**Extracted data entries**
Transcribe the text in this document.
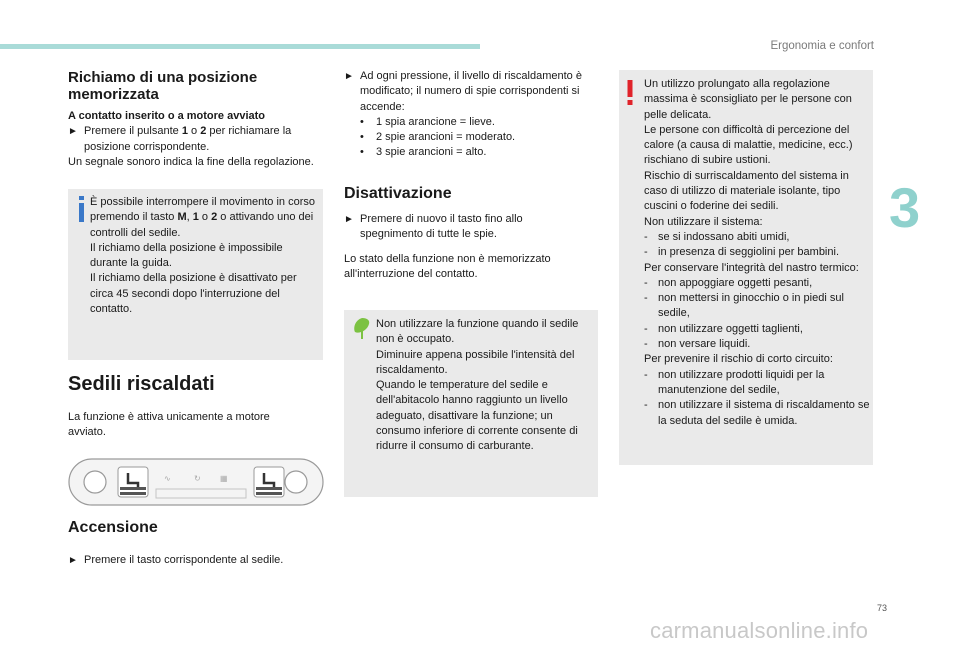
Ergonomia e confort
3
73
carmanualsonline.info
Richiamo di una posizione memorizzata
A contatto inserito o a motore avviato
► Premere il pulsante 1 o 2 per richiamare la posizione corrispondente.
Un segnale sonoro indica la fine della regolazione.
È possibile interrompere il movimento in corso premendo il tasto M, 1 o 2 o attivando uno dei controlli del sedile.
Il richiamo della posizione è impossibile durante la guida.
Il richiamo della posizione è disattivato per circa 45 secondi dopo l'interruzione del contatto.
Sedili riscaldati
La funzione è attiva unicamente a motore avviato.
∿	↻ ▦
Accensione
► Premere il tasto corrispondente al sedile.
► Ad ogni pressione, il livello di riscaldamento è modificato; il numero di spie corrispondenti si accende:
•	1 spia arancione = lieve.
•	2 spie arancioni = moderato.
•	3 spie arancioni = alto.
Disattivazione
► Premere di nuovo il tasto fino allo spegnimento di tutte le spie.
Lo stato della funzione non è memorizzato all'interruzione del contatto.
Non utilizzare la funzione quando il sedile non è occupato.
Diminuire appena possibile l'intensità del riscaldamento.
Quando le temperature del sedile e dell'abitacolo hanno raggiunto un livello adeguato, disattivare la funzione; un consumo inferiore di corrente consente di ridurre il consumo di carburante.
Un utilizzo prolungato alla regolazione massima è sconsigliato per le persone con pelle delicata.
Le persone con difficoltà di percezione del calore (a causa di malattie, medicine, ecc.) rischiano di subire ustioni.
Rischio di surriscaldamento del sistema in caso di utilizzo di materiale isolante, tipo cuscini o foderine dei sedili.
Non utilizzare il sistema:
- se si indossano abiti umidi,
- in presenza di seggiolini per bambini.
Per conservare l'integrità del nastro termico:
- non appoggiare oggetti pesanti,
- non mettersi in ginocchio o in piedi sul sedile,
- non utilizzare oggetti taglienti,
- non versare liquidi.
Per prevenire il rischio di corto circuito:
- non utilizzare prodotti liquidi per la manutenzione del sedile,
- non utilizzare il sistema di riscaldamento se la seduta del sedile è umida.
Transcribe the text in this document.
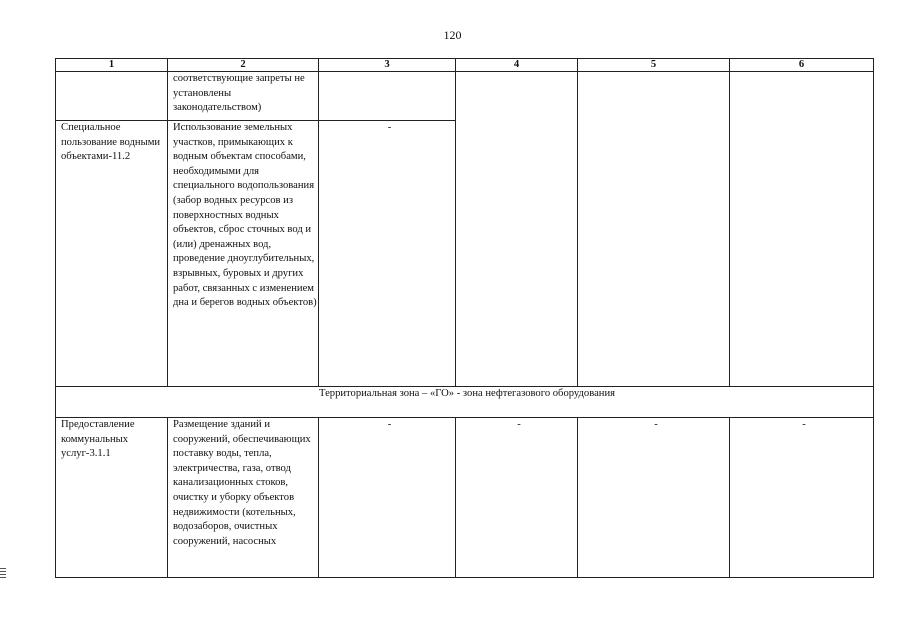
120
1	2	3	4	5	6
	соответствующие запреты не установлены законодательством)				
Специальное пользование водными объектами-11.2	Использование земельных участков, примыкающих к водным объектам способами, необходимыми для специального водопользования (забор водных ресурсов из поверхностных водных объектов, сброс сточных вод и (или) дренажных вод, проведение дноуглубительных, взрывных, буровых и других работ, связанных с изменением дна и берегов водных объектов)	-			
Территориальная зона – «ГО» - зона нефтегазового оборудования					
Предоставление коммунальных услуг-3.1.1	Размещение зданий и сооружений, обеспечивающих поставку воды, тепла, электричества, газа, отвод канализационных стоков, очистку и уборку объектов недвижимости (котельных, водозаборов, очистных сооружений, насосных	-	-	-	-
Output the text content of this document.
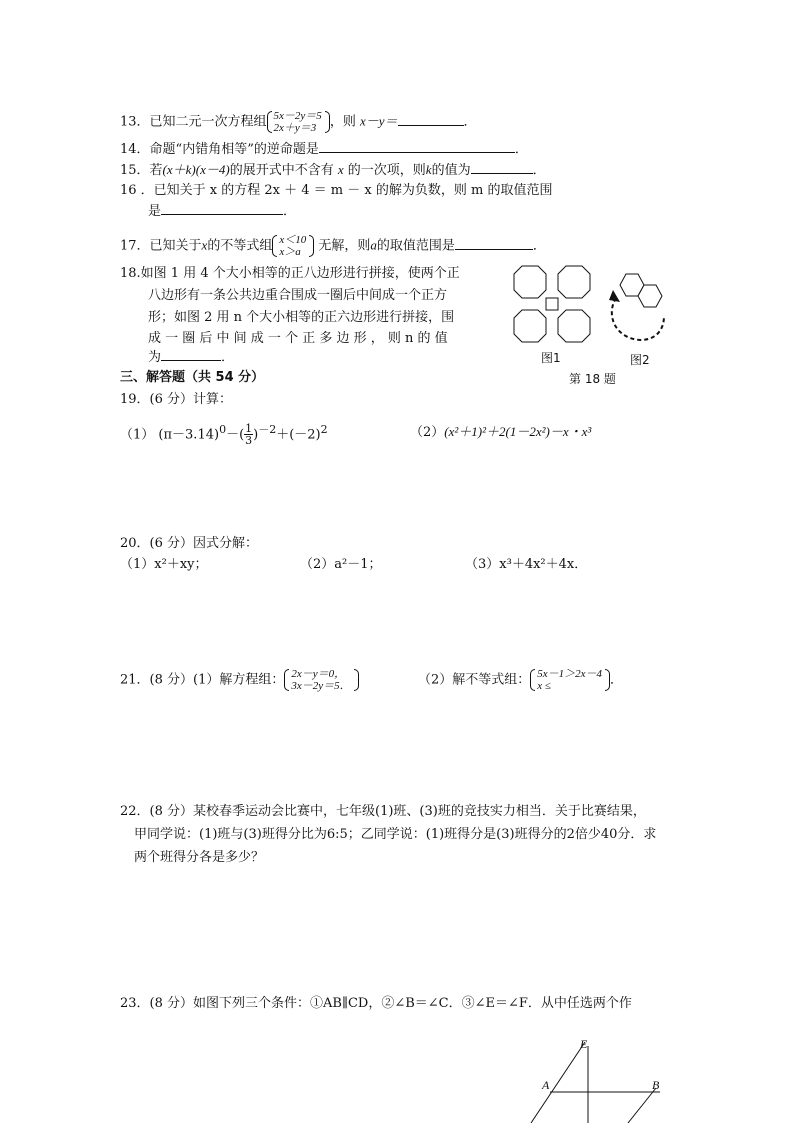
13．已知二元一次方程组 5x－2y＝5
2x＋y＝3	，则 x－y＝	．
14．命题“内错角相等”的逆命题是	．
15．若(x＋k)(x－4)的展开式中不含有 x 的一次项，则k的值为	．
16 ．已知关于 x 的方程 2x ＋ 4 ＝ m － x 的解为负数，则 m 的取值范围
是	．
17．已知关于x的不等式组 x＜10
x＞a	无解，则a的取值范围是	．
18.如图 1 用 4 个大小相等的正八边形进行拼接，使两个正
八边形有一条公共边重合围成一圈后中间成一个正方
形；如图 2 用 n 个大小相等的正六边形进行拼接，围
成 一 圈 后 中 间 成 一 个 正 多 边 形 ， 则 n 的 值
为	．	图1	图2
第 18 题
三、解答题（共 54 分）
19．(6 分）计算：
（1） $(\pi-3.14)^0-( \frac{1}{3} )^{-2}+(-2)^2$	（2）(x²＋1)²＋2(1－2x²)－x・x³
20．(6 分）因式分解：
（1）x²＋xy；	（2）a²－1；	（3）x³＋4x²＋4x．
21．(8 分）(1）解方程组： 2x－y＝0，
3x－2y＝5．	（2）解不等式组： 5x－1＞2x－4
x ≤	．
22．(8 分）某校春季运动会比赛中，七年级(1)班、(3)班的竞技实力相当．关于比赛结果，
甲同学说：(1)班与(3)班得分比为6:5；乙同学说：(1)班得分是(3)班得分的2倍少40分．求
两个班得分各是多少？
23．(8 分）如图下列三个条件：①AB∥CD，②∠B＝∠C．③∠E＝∠F．从中任选两个作
E
A	B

**Required work**
From the material above, reproduce everything verbatim except the pictures.

**Solution for this exercise**
Transcribe the text in this document.
Ergonomia e confort
3
73
carmanualsonline.info
Richiamo di una posizione memorizzata
A contatto inserito o a motore avviato
► Premere il pulsante 1 o 2 per richiamare la posizione corrispondente.
Un segnale sonoro indica la fine della regolazione.
È possibile interrompere il movimento in corso premendo il tasto M, 1 o 2 o attivando uno dei controlli del sedile.
Il richiamo della posizione è impossibile durante la guida.
Il richiamo della posizione è disattivato per circa 45 secondi dopo l'interruzione del contatto.
Sedili riscaldati
La funzione è attiva unicamente a motore avviato.
∿	↻ ▦
Accensione
► Premere il tasto corrispondente al sedile.
► Ad ogni pressione, il livello di riscaldamento è modificato; il numero di spie corrispondenti si accende:
•	1 spia arancione = lieve.
•	2 spie arancioni = moderato.
•	3 spie arancioni = alto.
Disattivazione
► Premere di nuovo il tasto fino allo spegnimento di tutte le spie.
Lo stato della funzione non è memorizzato all'interruzione del contatto.
Non utilizzare la funzione quando il sedile non è occupato.
Diminuire appena possibile l'intensità del riscaldamento.
Quando le temperature del sedile e dell'abitacolo hanno raggiunto un livello adeguato, disattivare la funzione; un consumo inferiore di corrente consente di ridurre il consumo di carburante.
Un utilizzo prolungato alla regolazione massima è sconsigliato per le persone con pelle delicata.
Le persone con difficoltà di percezione del calore (a causa di malattie, medicine, ecc.) rischiano di subire ustioni.
Rischio di surriscaldamento del sistema in caso di utilizzo di materiale isolante, tipo cuscini o foderine dei sedili.
Non utilizzare il sistema:
- se si indossano abiti umidi,
- in presenza di seggiolini per bambini.
Per conservare l'integrità del nastro termico:
- non appoggiare oggetti pesanti,
- non mettersi in ginocchio o in piedi sul sedile,
- non utilizzare oggetti taglienti,
- non versare liquidi.
Per prevenire il rischio di corto circuito:
- non utilizzare prodotti liquidi per la manutenzione del sedile,
- non utilizzare il sistema di riscaldamento se la seduta del sedile è umida.
Transcribe the text in this document.
120
1	2	3	4	5	6
	соответствующие запреты не установлены законодательством)				
Специальное пользование водными объектами-11.2	Использование земельных участков, примыкающих к водным объектам способами, необходимыми для специального водопользования (забор водных ресурсов из поверхностных водных объектов, сброс сточных вод и (или) дренажных вод, проведение дноуглубительных, взрывных, буровых и других работ, связанных с изменением дна и берегов водных объектов)	-			
Территориальная зона – «ГО» - зона нефтегазового оборудования					
Предоставление коммунальных услуг-3.1.1	Размещение зданий и сооружений, обеспечивающих поставку воды, тепла, электричества, газа, отвод канализационных стоков, очистку и уборку объектов недвижимости (котельных, водозаборов, очистных сооружений, насосных	-	-	-	-
Output the text content of this document.
13．已知二元一次方程组 5x－2y＝5
2x＋y＝3	，则 x－y＝	．
14．命题“内错角相等”的逆命题是	．
15．若(x＋k)(x－4)的展开式中不含有 x 的一次项，则k的值为	．
16 ．已知关于 x 的方程 2x ＋ 4 ＝ m － x 的解为负数，则 m 的取值范围
是	．
17．已知关于x的不等式组 x＜10
x＞a	无解，则a的取值范围是	．
18.如图 1 用 4 个大小相等的正八边形进行拼接，使两个正
八边形有一条公共边重合围成一圈后中间成一个正方
形；如图 2 用 n 个大小相等的正六边形进行拼接，围
成 一 圈 后 中 间 成 一 个 正 多 边 形 ， 则 n 的 值
为	．	图1	图2
第 18 题
三、解答题（共 54 分）
19．(6 分）计算：
（1） $(\pi-3.14)^0-( \frac{1}{3} )^{-2}+(-2)^2$	（2）(x²＋1)²＋2(1－2x²)－x・x³
20．(6 分）因式分解：
（1）x²＋xy；	（2）a²－1；	（3）x³＋4x²＋4x．
21．(8 分）(1）解方程组： 2x－y＝0，
3x－2y＝5．	（2）解不等式组： 5x－1＞2x－4
x ≤	．
22．(8 分）某校春季运动会比赛中，七年级(1)班、(3)班的竞技实力相当．关于比赛结果，
甲同学说：(1)班与(3)班得分比为6:5；乙同学说：(1)班得分是(3)班得分的2倍少40分．求
两个班得分各是多少？
23．(8 分）如图下列三个条件：①AB∥CD，②∠B＝∠C．③∠E＝∠F．从中任选两个作
E
A	B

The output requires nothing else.